** BEGIN **

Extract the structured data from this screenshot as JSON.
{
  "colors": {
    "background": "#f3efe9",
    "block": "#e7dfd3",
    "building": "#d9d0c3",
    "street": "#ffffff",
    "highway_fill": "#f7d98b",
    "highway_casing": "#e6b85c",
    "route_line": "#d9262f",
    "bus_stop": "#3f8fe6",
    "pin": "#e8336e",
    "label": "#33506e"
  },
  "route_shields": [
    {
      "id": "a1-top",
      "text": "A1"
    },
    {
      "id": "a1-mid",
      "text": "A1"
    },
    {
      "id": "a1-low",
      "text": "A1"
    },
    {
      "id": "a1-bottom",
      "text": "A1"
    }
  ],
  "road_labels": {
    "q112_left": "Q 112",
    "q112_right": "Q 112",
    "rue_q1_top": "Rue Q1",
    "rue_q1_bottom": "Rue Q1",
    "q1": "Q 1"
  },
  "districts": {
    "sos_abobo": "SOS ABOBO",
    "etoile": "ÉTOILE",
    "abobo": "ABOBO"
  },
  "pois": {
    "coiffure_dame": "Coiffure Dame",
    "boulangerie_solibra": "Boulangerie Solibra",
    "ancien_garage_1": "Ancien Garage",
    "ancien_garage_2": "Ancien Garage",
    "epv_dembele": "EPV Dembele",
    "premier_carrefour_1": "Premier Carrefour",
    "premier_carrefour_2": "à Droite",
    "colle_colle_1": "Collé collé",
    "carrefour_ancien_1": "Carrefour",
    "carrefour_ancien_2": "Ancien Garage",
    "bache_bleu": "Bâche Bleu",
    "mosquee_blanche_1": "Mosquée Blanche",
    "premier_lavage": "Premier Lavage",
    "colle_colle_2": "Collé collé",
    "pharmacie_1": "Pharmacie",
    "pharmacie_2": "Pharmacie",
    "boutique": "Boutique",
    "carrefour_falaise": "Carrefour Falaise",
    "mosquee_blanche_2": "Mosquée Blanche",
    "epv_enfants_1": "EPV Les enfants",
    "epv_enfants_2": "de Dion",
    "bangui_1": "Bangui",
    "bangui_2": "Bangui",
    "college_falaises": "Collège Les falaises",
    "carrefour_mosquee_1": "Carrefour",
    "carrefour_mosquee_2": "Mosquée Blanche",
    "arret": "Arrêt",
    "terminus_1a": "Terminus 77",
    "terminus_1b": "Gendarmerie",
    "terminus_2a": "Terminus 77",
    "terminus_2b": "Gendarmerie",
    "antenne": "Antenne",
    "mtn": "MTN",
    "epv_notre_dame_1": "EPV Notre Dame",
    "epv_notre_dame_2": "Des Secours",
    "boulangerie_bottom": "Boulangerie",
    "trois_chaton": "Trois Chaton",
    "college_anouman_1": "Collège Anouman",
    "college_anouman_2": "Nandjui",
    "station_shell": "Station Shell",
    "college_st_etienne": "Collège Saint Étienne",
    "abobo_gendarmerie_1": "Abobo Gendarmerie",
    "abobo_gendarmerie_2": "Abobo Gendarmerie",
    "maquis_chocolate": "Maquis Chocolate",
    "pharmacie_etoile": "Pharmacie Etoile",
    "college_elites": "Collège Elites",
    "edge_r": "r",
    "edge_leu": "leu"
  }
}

** END **

▶ [What the task requires]: Pull out all lines from the listing that contain the string "Boulangerie".

▶ [The reply]:
    "boulangerie_solibra": "Boulangerie Solibra",
    "boulangerie_bottom": "Boulangerie",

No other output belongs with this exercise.